Goal:
Gather up all lines that carry the word "请结合文章内容简要分析".

Source material:
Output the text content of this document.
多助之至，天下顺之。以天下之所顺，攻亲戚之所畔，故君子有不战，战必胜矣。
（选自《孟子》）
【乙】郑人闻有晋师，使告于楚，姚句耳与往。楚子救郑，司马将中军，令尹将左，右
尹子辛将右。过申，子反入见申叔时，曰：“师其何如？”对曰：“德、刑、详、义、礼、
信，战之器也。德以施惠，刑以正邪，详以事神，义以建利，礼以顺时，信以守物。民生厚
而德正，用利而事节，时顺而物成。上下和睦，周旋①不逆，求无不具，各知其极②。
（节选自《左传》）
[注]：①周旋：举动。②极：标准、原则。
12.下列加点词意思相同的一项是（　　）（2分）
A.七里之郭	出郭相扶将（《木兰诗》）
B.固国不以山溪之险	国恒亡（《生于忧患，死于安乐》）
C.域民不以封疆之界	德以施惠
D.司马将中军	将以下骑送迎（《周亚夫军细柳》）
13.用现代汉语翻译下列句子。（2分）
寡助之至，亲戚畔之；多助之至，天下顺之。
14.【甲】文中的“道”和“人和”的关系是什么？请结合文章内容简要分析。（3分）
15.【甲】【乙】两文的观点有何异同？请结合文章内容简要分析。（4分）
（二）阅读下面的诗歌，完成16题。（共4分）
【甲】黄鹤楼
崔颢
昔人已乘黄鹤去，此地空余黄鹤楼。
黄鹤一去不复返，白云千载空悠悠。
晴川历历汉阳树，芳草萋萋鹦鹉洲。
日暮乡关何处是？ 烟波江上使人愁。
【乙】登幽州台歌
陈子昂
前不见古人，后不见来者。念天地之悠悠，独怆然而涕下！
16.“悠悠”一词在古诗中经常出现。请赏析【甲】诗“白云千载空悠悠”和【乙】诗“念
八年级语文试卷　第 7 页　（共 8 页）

--

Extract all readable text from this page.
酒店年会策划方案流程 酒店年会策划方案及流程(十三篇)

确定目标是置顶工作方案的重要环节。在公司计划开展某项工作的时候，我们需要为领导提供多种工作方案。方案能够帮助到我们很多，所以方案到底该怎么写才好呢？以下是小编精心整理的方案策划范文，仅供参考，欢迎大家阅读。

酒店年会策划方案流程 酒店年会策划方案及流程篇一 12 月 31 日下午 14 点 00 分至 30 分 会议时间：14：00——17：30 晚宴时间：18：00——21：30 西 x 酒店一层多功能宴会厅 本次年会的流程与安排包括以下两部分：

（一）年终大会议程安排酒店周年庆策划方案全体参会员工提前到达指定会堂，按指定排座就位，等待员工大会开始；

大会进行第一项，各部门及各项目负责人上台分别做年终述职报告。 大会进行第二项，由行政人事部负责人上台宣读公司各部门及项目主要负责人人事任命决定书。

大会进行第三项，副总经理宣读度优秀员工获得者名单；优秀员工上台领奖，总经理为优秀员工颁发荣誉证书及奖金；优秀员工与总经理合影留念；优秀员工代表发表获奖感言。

Finished answer:
14.【甲】文中的“道”和“人和”的关系是什么？请结合文章内容简要分析。（3分）
15.【甲】【乙】两文的观点有何异同？请结合文章内容简要分析。（4分）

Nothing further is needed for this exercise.